EXERCISE BRIEF
Every line of the records below should be restated exactly.

Extracted records
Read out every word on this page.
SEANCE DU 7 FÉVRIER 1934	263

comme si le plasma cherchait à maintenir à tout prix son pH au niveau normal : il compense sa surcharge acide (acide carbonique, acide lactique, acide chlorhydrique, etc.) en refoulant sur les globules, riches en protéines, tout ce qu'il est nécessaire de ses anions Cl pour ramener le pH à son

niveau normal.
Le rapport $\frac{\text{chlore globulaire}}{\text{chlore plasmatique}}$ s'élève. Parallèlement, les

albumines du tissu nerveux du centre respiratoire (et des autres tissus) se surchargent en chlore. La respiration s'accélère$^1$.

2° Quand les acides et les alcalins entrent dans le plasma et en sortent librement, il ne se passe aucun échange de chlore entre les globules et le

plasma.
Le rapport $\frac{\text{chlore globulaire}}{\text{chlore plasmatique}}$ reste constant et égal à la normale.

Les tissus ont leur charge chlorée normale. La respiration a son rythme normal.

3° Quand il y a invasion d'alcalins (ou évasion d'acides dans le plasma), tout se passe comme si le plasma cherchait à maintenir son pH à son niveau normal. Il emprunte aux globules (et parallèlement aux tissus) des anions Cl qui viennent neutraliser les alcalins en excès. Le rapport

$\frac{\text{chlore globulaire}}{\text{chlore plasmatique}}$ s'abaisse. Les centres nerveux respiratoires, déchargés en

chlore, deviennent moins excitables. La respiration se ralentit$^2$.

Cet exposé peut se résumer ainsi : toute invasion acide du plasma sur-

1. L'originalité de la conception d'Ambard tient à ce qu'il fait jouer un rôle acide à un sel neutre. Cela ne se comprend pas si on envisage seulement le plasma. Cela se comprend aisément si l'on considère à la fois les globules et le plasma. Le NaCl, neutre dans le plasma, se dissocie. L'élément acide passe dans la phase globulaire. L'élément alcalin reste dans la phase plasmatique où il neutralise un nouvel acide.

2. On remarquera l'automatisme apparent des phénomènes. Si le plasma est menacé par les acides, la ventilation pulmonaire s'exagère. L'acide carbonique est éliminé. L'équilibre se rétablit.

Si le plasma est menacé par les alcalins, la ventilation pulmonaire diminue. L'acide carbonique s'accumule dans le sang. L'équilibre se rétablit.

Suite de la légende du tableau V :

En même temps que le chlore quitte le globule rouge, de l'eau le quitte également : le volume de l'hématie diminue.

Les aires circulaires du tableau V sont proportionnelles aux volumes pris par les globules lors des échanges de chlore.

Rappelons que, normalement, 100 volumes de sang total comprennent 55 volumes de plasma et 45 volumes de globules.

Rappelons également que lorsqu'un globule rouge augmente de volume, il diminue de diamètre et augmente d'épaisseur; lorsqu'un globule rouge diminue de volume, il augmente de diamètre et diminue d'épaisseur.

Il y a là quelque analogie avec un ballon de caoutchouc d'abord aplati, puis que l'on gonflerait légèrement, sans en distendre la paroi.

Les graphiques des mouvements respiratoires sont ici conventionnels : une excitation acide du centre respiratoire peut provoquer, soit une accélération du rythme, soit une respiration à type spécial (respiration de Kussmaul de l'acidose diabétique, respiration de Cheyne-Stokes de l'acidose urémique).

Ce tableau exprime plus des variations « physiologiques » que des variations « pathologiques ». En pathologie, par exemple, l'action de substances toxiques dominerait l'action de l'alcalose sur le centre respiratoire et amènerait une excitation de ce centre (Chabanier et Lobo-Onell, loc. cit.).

SOLUTION
Read out every word on this page.
SEANCE DU 7 FÉVRIER 1934	263

comme si le plasma cherchait à maintenir à tout prix son pH au niveau normal : il compense sa surcharge acide (acide carbonique, acide lactique, acide chlorhydrique, etc.) en refoulant sur les globules, riches en protéines, tout ce qu'il est nécessaire de ses anions Cl pour ramener le pH à son

niveau normal.
Le rapport $\frac{\text{chlore globulaire}}{\text{chlore plasmatique}}$ s'élève. Parallèlement, les

albumines du tissu nerveux du centre respiratoire (et des autres tissus) se surchargent en chlore. La respiration s'accélère$^1$.

2° Quand les acides et les alcalins entrent dans le plasma et en sortent librement, il ne se passe aucun échange de chlore entre les globules et le

plasma.
Le rapport $\frac{\text{chlore globulaire}}{\text{chlore plasmatique}}$ reste constant et égal à la normale.

Les tissus ont leur charge chlorée normale. La respiration a son rythme normal.

3° Quand il y a invasion d'alcalins (ou évasion d'acides dans le plasma), tout se passe comme si le plasma cherchait à maintenir son pH à son niveau normal. Il emprunte aux globules (et parallèlement aux tissus) des anions Cl qui viennent neutraliser les alcalins en excès. Le rapport

$\frac{\text{chlore globulaire}}{\text{chlore plasmatique}}$ s'abaisse. Les centres nerveux respiratoires, déchargés en

chlore, deviennent moins excitables. La respiration se ralentit$^2$.

Cet exposé peut se résumer ainsi : toute invasion acide du plasma sur-

1. L'originalité de la conception d'Ambard tient à ce qu'il fait jouer un rôle acide à un sel neutre. Cela ne se comprend pas si on envisage seulement le plasma. Cela se comprend aisément si l'on considère à la fois les globules et le plasma. Le NaCl, neutre dans le plasma, se dissocie. L'élément acide passe dans la phase globulaire. L'élément alcalin reste dans la phase plasmatique où il neutralise un nouvel acide.

2. On remarquera l'automatisme apparent des phénomènes. Si le plasma est menacé par les acides, la ventilation pulmonaire s'exagère. L'acide carbonique est éliminé. L'équilibre se rétablit.

Si le plasma est menacé par les alcalins, la ventilation pulmonaire diminue. L'acide carbonique s'accumule dans le sang. L'équilibre se rétablit.

Suite de la légende du tableau V :

En même temps que le chlore quitte le globule rouge, de l'eau le quitte également : le volume de l'hématie diminue.

Les aires circulaires du tableau V sont proportionnelles aux volumes pris par les globules lors des échanges de chlore.

Rappelons que, normalement, 100 volumes de sang total comprennent 55 volumes de plasma et 45 volumes de globules.

Rappelons également que lorsqu'un globule rouge augmente de volume, il diminue de diamètre et augmente d'épaisseur; lorsqu'un globule rouge diminue de volume, il augmente de diamètre et diminue d'épaisseur.

Il y a là quelque analogie avec un ballon de caoutchouc d'abord aplati, puis que l'on gonflerait légèrement, sans en distendre la paroi.

Les graphiques des mouvements respiratoires sont ici conventionnels : une excitation acide du centre respiratoire peut provoquer, soit une accélération du rythme, soit une respiration à type spécial (respiration de Kussmaul de l'acidose diabétique, respiration de Cheyne-Stokes de l'acidose urémique).

Ce tableau exprime plus des variations « physiologiques » que des variations « pathologiques ». En pathologie, par exemple, l'action de substances toxiques dominerait l'action de l'alcalose sur le centre respiratoire et amènerait une excitation de ce centre (Chabanier et Lobo-Onell, loc. cit.).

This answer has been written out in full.